Saved entries

◆ ◆ ◆ ◆

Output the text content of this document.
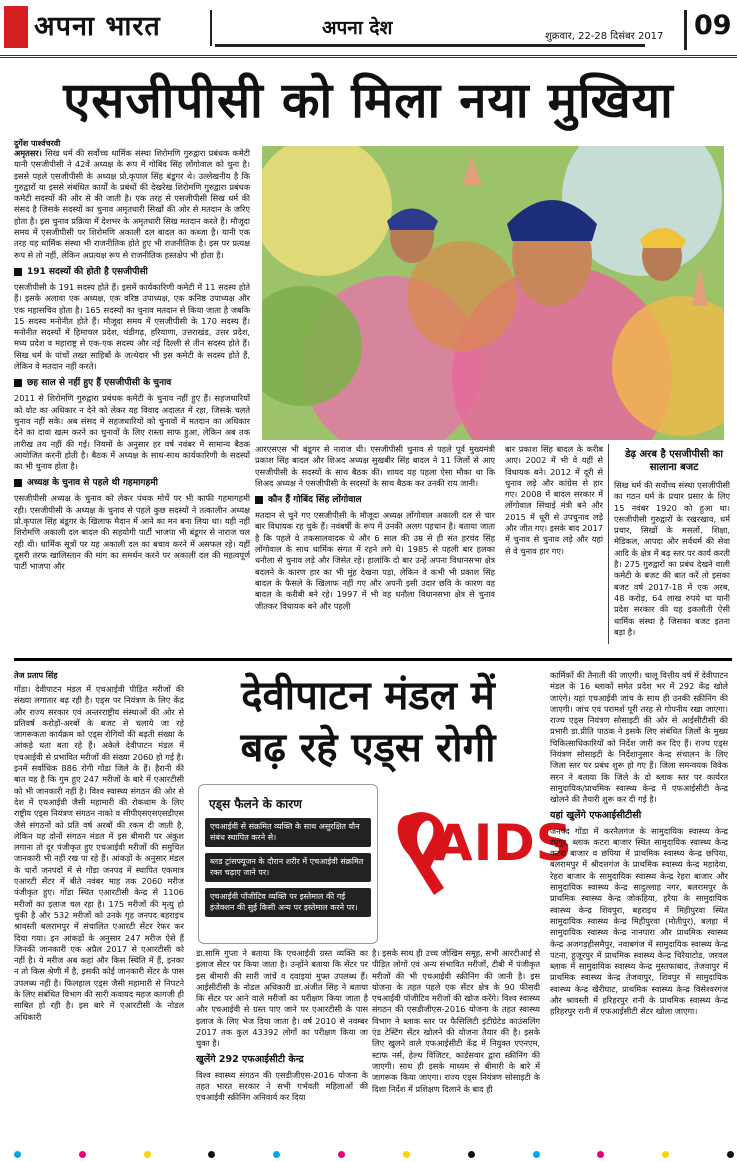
अपना भारत	अपना देश	शुक्रवार, 22-28 दिसंबर 2017 09
एसजीपीसी को मिला नया मुखिया
दुर्गेश पार्श्वचरवी

अमृतसर। सिख धर्म की सर्वोच्च धार्मिक संस्था शिरोमणि गुरुद्वारा प्रबंधक कमेटी यानी एसजीपीसी ने 42वें अध्यक्ष के रूप में गोबिंद सिंह लोंगोवाल को चुना है। इससे पहले एसजीपीसी के अध्यक्ष प्रो.कृपाल सिंह बंडूगर थे। उल्लेखनीय है कि गुरुद्वारों या इससे संबंधित कार्यों के प्रबंधों की देखरेख शिरोमणि गुरुद्वारा प्रबंधक कमेटी सदस्यों की और से की जाती है। एक तरह से एसजीपीसी सिख धर्म की संसद है जिसके सदस्यों का चुनाव अमृतधारी सिखों की ओर से मतदान के जरिए होता है। इस चुनाव प्रक्रिया में देशभर के अमृतधारी सिख मतदान करते हैं। मौजूदा समय में एसजीपीसी पर शिरोमणि अकाली दल बादल का कब्जा है। यानी एक तरह यह धार्मिक संस्था भी राजनीतिक होते हुए भी राजनीतिक है। इस पर प्रत्यक्ष रूप से तो नहीं, लेकिन अप्रत्यक्ष रूप से राजनीतिक हस्तक्षेप भी होता है।

191 सदस्यों की होती है एसजीपीसी

एसजीपीसी के 191 सदस्य होते हैं। इसमें कार्यकारिणी कमेटी में 11 सदस्य होते हैं। इसके अलावा एक अध्यक्ष, एक वरिष्ठ उपाध्यक्ष, एक कनिष्ठ उपाध्यक्ष और एक महासचिव होता है। 165 सदस्यों का चुनाव मतदान से किया जाता है जबकि 15 सदस्य मनोनीत होते हैं। मौजूदा समय में एसजीपीसी के 170 सदस्य हैं। मनोनीत सदस्यों में हिमाचल प्रदेश, चंडीगढ़, हरियाणा, उत्तराखंड, उत्तर प्रदेश, मध्य प्रदेश व महाराष्ट्र से एक-एक सदस्य और नई दिल्ली से तीन सदस्य होते हैं। सिख धर्म के पांचों तख्त साहिबों के जत्थेदार भी इस कमेटी के सदस्य होते हैं, लेकिन वे मतदान नहीं करते।

छह साल से नहीं हुए हैं एसजीपीसी के चुनाव

2011 से शिरोमणि गुरुद्वारा प्रबंधक कमेटी के चुनाव नहीं हुए हैं। सहजधारियों को वोट का अधिकार न देने को लेकर यह विवाद अदालत में रहा, जिसके चलते चुनाव नहीं सके। अब संसद में सहजधारियों को चुनावों में मतदान का अधिकार देने का दावा खत्म करने का चुनावों के लिए रास्ता साफ हुआ, लेकिन अब तक तारीख तय नहीं की गई। नियमों के अनुसार हर वर्ष नवंबर में सामान्य बैठक आयोजित करनी होती है। बैठक में अध्यक्ष के साथ-साथ कार्यकारिणी के सदस्यों का भी चुनाव होता है।

अध्यक्ष के चुनाव से पहले थी गहमागहमी

एसजीपीसी अध्यक्ष के चुनाव को लेकर पंथक मोर्चे पर भी काफी गहमागहमी रही। एसजीपीसी के अध्यक्ष के चुनाव से पहले कुछ सदस्यों ने तत्कालीन अध्यक्ष प्रो.कृपाल सिंह बंडूगर के खिलाफ मैदान में आने का मन बना लिया था। यही नहीं शिरोमणि अकाली दल बादल की सहयोगी पार्टी भाजपा भी बंडूगर से नाराज चल रही थी। धार्मिक सूत्रों पर यह अकाली दल का बचाव करने में असफल रहे। यहीं दूसरी तरफ खालिस्तान की मांग का समर्थन करने पर अकाली दल की महत्वपूर्ण पार्टी भाजपा और

आरएसएस भी बंडूगर से नाराज थी। एसजीपीसी चुनाव से पहले पूर्व मुख्यमंत्री प्रकाश सिंह बादल और शिअद अध्यक्ष सुखबीर सिंह बादल ने 11 जिलों से आए एसजीपीसी के सदस्यों के साथ बैठक की। शायद यह पहला ऐसा मौका था कि शिअद अध्यक्ष ने एसजीपीसी के सदस्यों के साथ बैठक कर उनकी राय जानी।

कौन हैं गोबिंद सिंह लोंगोवाल

मतदान से चुने गए एसजीपीसी के मौजूदा अध्यक्ष लोंगोवाल अकाली दल से चार बार विधायक रह चुके हैं। नवंबर्षी के रूप में उनकी अलग पहचान है। बताया जाता है कि पहले वे तकसालवादक थे और 6 साल की उम्र से ही संत हरचंद सिंह लोंगोवाल के साथ धार्मिक संगत में रहने लगे थे। 1985 से पहली बार हलका धनौला से चुनाव लड़े और जिसेत रहे। हालांकि दो बार उन्हें अपना विधानसभा क्षेत्र बदलने के कारण हार का भी मुंह देखना पड़ा, लेकिन वे कभी भी प्रकाश सिंह बादल के फैसले के खिलाफ नहीं गए और अपनी इसी उदार छवि के कारण वह बादल के करीबी बने रहे। 1997 में भी वह धनौला विधानसभा क्षेत्र से चुनाव जीतकर विधायक बने और पहली

बार प्रकाश सिंह बादल के करीब आए। 2002 में भी वे यहीं से विधायक बने। 2012 में दूरी से चुनाव लड़े और कांग्रेस से हार गए। 2008 में बादल सरकार में लोंगोवाल सिंचाई मंत्री बने और 2015 में धूरी से उपचुनाव लड़े और जीत गए। इसके बाद 2017 में चुनाव से चुनाव लड़े और यहां से वे चुनाव हार गए।

डेढ़ अरब है एसजीपीसी का सालाना बजट

सिख धर्म की सर्वोच्च संस्था एसजीपीसी का गठन धर्म के प्रचार प्रसार के लिए 15 नवंबर 1920 को हुआ था। एसजीपीसी गुरुद्वारों के रखरखाव, धर्म प्रचार, सिखों के मसलों, शिक्षा, मेडिकल, आपदा और सर्वधर्म की सेवा आदि के क्षेत्र में बढ़ स्तर पर कार्य करती है। 275 गुरुद्वारों का प्रबंध देखने वाली कमेटी के बजट की बात करें तो इसका बजट वर्ष 2017-18 में एक अरब, 48 करोड़, 64 लाख रुपये था यानी प्रदेश सरकार की यह इकलौती ऐसी धार्मिक संस्था है जिसका बजट इतना बड़ा है।

तेज प्रताप सिंह

गोंडा। देवीपाटन मंडल में एचआईवी पीड़ित मरीजों की संख्या लगातार बढ़ रही है। एड्स पर नियंत्रण के लिए केंद्र और राज्य सरकार एवं अन्तरराष्ट्रीय संस्थाओं की ओर से प्रतिवर्ष करोड़ों-अरबों के बजट से चलाये जा रहे जागरूकता कार्यक्रम को एड्स रोगियों की बढ़ती संख्या के आंकड़े धता बता रहे हैं। अकेले देवीपाटन मंडल में एचआईवी से प्रभावित मरीजों की संख्या 2060 हो गई है। इनमें सर्वाधिक 886 रोगी गोंडा जिले के हैं। हैरानी की बात यह है कि गुम हुए 247 मरीजों के बारे में एआरटीसी को भी जानकारी नहीं है। विश्व स्वास्थ्य संगठन की ओर से देश में एचआईवी जैसी महामारी की रोकथाम के लिए राष्ट्रीय एड्स नियंत्रण संगठन नाको व सीपीएसएसएसडीएस जैसे संगठनों को प्रति वर्ष अरबों की रकम दी जाती है, लेकिन यह दोनों संगठन मंडल में इस बीमारी पर अंकुश लगाना तो दूर पंजीकृत हुए एचआईवी मरीजों की समुचित जानकारी भी नहीं रख पा रहे हैं। आंकड़ों के अनुसार मंडल के चारों जनपदों में से गोंडा जनपद में स्थापित एकमात्र एआरटी सेंटर में बीते नवंबर माह तक 2060 मरीज पंजीकृत हुए। गोंडा स्थित एआरटीसी केन्द्र से 1106 मरीजों का इलाज चल रहा है। 175 मरीजों की मृत्यु हो चुकी है और 532 मरीजों को उनके गृह जनपद बहराइच श्रावस्ती बलरामपुर में संचालित एआरटी सेंटर रेफर कर दिया गया। इन आंकड़ों के अनुसार 247 मरीज ऐसे हैं जिनकी जानकारी एक अप्रैल 2017 से एआरटीसी को नहीं है। ये मरीज अब कहां और किस स्थिति में हैं, इनका न तो किस श्रेणी में है, इसकी कोई जानकारी सेंटर के पास उपलब्ध नहीं है। फिलहाल एड्स जैसी महामारी से निपटने के लिए संबंधित विभाग की सारी कवायद महज कागजी ही साबित हो रही है। इस बारे में एआरटीसी के नोडल अधिकारी

देवीपाटन मंडल में
बढ़ रहे एड्स रोगी
एड्स फैलने के कारण
एचआईवी से संक्रमित व्यक्ति के साथ असुरक्षित यौन संबंध स्थापित करने से।
ब्लड ट्रांसफ्यूजन के दौरान शरीर में एचआईवी संक्रमित रक्त चढ़ाए जाने पर।
एचआईवी पॉजीटिव व्यक्ति पर इस्तेमाल की गई इंजेक्शन की सुई किसी अन्य पर इस्तेमाल करने पर।
AIDS

डा.सामि गुप्ता ने बताया कि एचआईवी ग्रस्त व्यक्ति का इलाज सेंटर पर किया जाता है। उन्होंने बताया कि सेंटर पर इस बीमारी की सारी जांचें व दवाइयां मुफ्त उपलब्ध हैं। आईसीटीसी के नोडल अधिकारी डा.अंजीत सिंह ने बताया कि सेंटर पर आने वाले मरीजों का परीक्षण किया जाता है और एचआईवी से ग्रस्त पाए जाने पर एआरटीसी के पास इलाज के लिए भेज दिया जाता है। वर्ष 2010 से नवम्बर 2017 तक कुल 43392 लोगों का परीक्षण किया जा चुका है।

खुलेंगे 292 एफआईसीटी केन्द्र

विश्व स्वास्थ्य संगठन की एसडीजीएस-2016 योजना के तहत भारत सरकार ने सभी गर्भवती महिलाओं की एचआईवी स्क्रीनिंग अनिवार्य कर दिया

है। इसके साथ ही उच्च जोखिम समूह, सभी आरटीआई से पीड़ित लोगों एवं अन्य संभावित मरीजों, टीबी में पंजीकृत मरीजों की भी एचआईवी स्क्रीनिंग की जानी है। इस योजना के तहत पहले एक सेंटर क्षेत्र के 90 फीसदी एचआईवी पॉजीटिव मरीजों की खोज करेंगे। विश्व स्वास्थ्य संगठन की एसडीजीएस-2016 योजना के तहत स्वास्थ्य विभाग ने ब्लाक स्तर पर फैसिलिटी इंटीग्रेटेड काउंसलिंग एंड टेस्टिंग सेंटर खोलने की योजना तैयार की है। इसके लिए खुलने वाले एफआईसीटी केंद्र में नियुक्त एएनएम, स्टाफ नर्स, हेल्थ विजिटर, कार्डसवार द्वारा स्क्रीनिंग की जाएगी। साथ ही इसके माध्यम से बीमारी के बारे में जागरूक किया जाएगा। राज्य एड्स नियंत्रण सोसाइटी के दिशा निर्देश में प्रशिक्षण दिलाने के बाद ही

कार्मिकों की तैनाती की जाएगी। चालू वित्तीय वर्ष में देवीपाटन मंडल के 16 ब्लाकों समेत प्रदेश भर में 292 केंद्र खोले जाएंगे। यहां एचआईवी जांच के साथ ही उनकी स्क्रीनिंग की जाएगी। जांच एवं परामर्श पूरी तरह से गोपनीय रखा जाएगा। राज्य एड्स नियंत्रण सोसाइटी की ओर से आईसीटीसी की प्रभारी डा.प्रीति पाठक ने इसके लिए संबंधित जिलों के मुख्य चिकित्साधिकारियों को निर्देश जारी कर दिए हैं। राज्य एड्स नियंत्रण सोसाइटी के निर्देशानुसार केन्द्र संचालन के लिए जिला स्तर पर प्रबंध शुरू हो गए हैं। जिला समन्वयक विवेक सरन ने बताया कि जिले के दो ब्लाक स्तर पर कार्यरत सामुदायिक/प्राथमिक स्वास्थ्य केन्द्र में एफआईसीटी केन्द्र खोलने की तैयारी शुरू कर दी गई है।

यहां खुलेंगे एफआईसीटीसी

जनपद गोंडा में करनैलगंज के सामुदायिक स्वास्थ्य केन्द्र रघुपुर, ब्लाक कटरा बाजार स्थित सामुदायिक स्वास्थ्य केन्द्र कटरा बाजार व छपिया में प्राथमिक स्वास्थ्य केन्द्र छपिया, बलरामपुर में श्रीदत्तगंज के प्राथमिक स्वास्थ्य केन्द्र महादेवा, रेहरा बाजार के सामुदायिक स्वास्थ्य केन्द्र रेहरा बाजार और सामुदायिक स्वास्थ्य केन्द्र सादुल्लाह नगर, बलरामपुर के प्राथमिक स्वास्थ्य केन्द्र जोकहिया, हरैया के सामुदायिक स्वास्थ्य केन्द्र शिवपुरा, बहराइच में मिहीपुरवा स्थित सामुदायिक स्वास्थ्य केन्द्र मिहीपुरवा (मोतीपुर), बलहा में सामुदायिक स्वास्थ्य केन्द्र नानपारा और प्राथमिक स्वास्थ्य केन्द्र अजगड़हीसमैपुर, नवाबगंज में सामुदायिक स्वास्थ्य केन्द्र पटना, हुजूरपुर में प्राथमिक स्वास्थ्य केन्द्र चिरैयाटोड, जरवल ब्लाक में सामुदायिक स्वास्थ्य केन्द्र मुस्तफाबाद, तेजवापुर में प्राथमिक स्वास्थ्य केन्द्र तेजवापुर, शिवपुर में सामुदायिक स्वास्थ्य केन्द्र खैरीघाट, प्राथमिक स्वास्थ्य केन्द्र विसेश्वरगंज और श्रावस्ती में हरिहरपुर रानी के प्राथमिक स्वास्थ्य केन्द्र हरिहरपुर रानी में एफआईसीटी सेंटर खोला जाएगा।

◆ ◆ ◆ ◆

GIVEN INSTRUCTION
Go through the records and gather the lines that hold "एफआईस".

ANSWER TO THE PROBLEM
खुलेंगे 292 एफआईसीटी केन्द्र
है। इसके साथ ही उच्च जोखिम समूह, सभी आरटीआई से पीड़ित लोगों एवं अन्य संभावित मरीजों, टीबी में पंजीकृत मरीजों की भी एचआईवी स्क्रीनिंग की जानी है। इस योजना के तहत पहले एक सेंटर क्षेत्र के 90 फीसदी एचआईवी पॉजीटिव मरीजों की खोज करेंगे। विश्व स्वास्थ्य संगठन की एसडीजीएस-2016 योजना के तहत स्वास्थ्य विभाग ने ब्लाक स्तर पर फैसिलिटी इंटीग्रेटेड काउंसलिंग एंड टेस्टिंग सेंटर खोलने की योजना तैयार की है। इसके लिए खुलने वाले एफआईसीटी केंद्र में नियुक्त एएनएम, स्टाफ नर्स, हेल्थ विजिटर, कार्डसवार द्वारा स्क्रीनिंग की जाएगी। साथ ही इसके माध्यम से बीमारी के बारे में जागरूक किया जाएगा। राज्य एड्स नियंत्रण सोसाइटी के दिशा निर्देश में प्रशिक्षण दिलाने के बाद ही
कार्मिकों की तैनाती की जाएगी। चालू वित्तीय वर्ष में देवीपाटन मंडल के 16 ब्लाकों समेत प्रदेश भर में 292 केंद्र खोले जाएंगे। यहां एचआईवी जांच के साथ ही उनकी स्क्रीनिंग की जाएगी। जांच एवं परामर्श पूरी तरह से गोपनीय रखा जाएगा। राज्य एड्स नियंत्रण सोसाइटी की ओर से आईसीटीसी की प्रभारी डा.प्रीति पाठक ने इसके लिए संबंधित जिलों के मुख्य चिकित्साधिकारियों को निर्देश जारी कर दिए हैं। राज्य एड्स नियंत्रण सोसाइटी के निर्देशानुसार केन्द्र संचालन के लिए जिला स्तर पर प्रबंध शुरू हो गए हैं। जिला समन्वयक विवेक सरन ने बताया कि जिले के दो ब्लाक स्तर पर कार्यरत सामुदायिक/प्राथमिक स्वास्थ्य केन्द्र में एफआईसीटी केन्द्र खोलने की तैयारी शुरू कर दी गई है।
यहां खुलेंगे एफआईसीटीसी
जनपद गोंडा में करनैलगंज के सामुदायिक स्वास्थ्य केन्द्र रघुपुर, ब्लाक कटरा बाजार स्थित सामुदायिक स्वास्थ्य केन्द्र कटरा बाजार व छपिया में प्राथमिक स्वास्थ्य केन्द्र छपिया, बलरामपुर में श्रीदत्तगंज के प्राथमिक स्वास्थ्य केन्द्र महादेवा, रेहरा बाजार के सामुदायिक स्वास्थ्य केन्द्र रेहरा बाजार और सामुदायिक स्वास्थ्य केन्द्र सादुल्लाह नगर, बलरामपुर के प्राथमिक स्वास्थ्य केन्द्र जोकहिया, हरैया के सामुदायिक स्वास्थ्य केन्द्र शिवपुरा, बहराइच में मिहीपुरवा स्थित सामुदायिक स्वास्थ्य केन्द्र मिहीपुरवा (मोतीपुर), बलहा में सामुदायिक स्वास्थ्य केन्द्र नानपारा और प्राथमिक स्वास्थ्य केन्द्र अजगड़हीसमैपुर, नवाबगंज में सामुदायिक स्वास्थ्य केन्द्र पटना, हुजूरपुर में प्राथमिक स्वास्थ्य केन्द्र चिरैयाटोड, जरवल ब्लाक में सामुदायिक स्वास्थ्य केन्द्र मुस्तफाबाद, तेजवापुर में प्राथमिक स्वास्थ्य केन्द्र तेजवापुर, शिवपुर में सामुदायिक स्वास्थ्य केन्द्र खैरीघाट, प्राथमिक स्वास्थ्य केन्द्र विसेश्वरगंज और श्रावस्ती में हरिहरपुर रानी के प्राथमिक स्वास्थ्य केन्द्र हरिहरपुर रानी में एफआईसीटी सेंटर खोला जाएगा।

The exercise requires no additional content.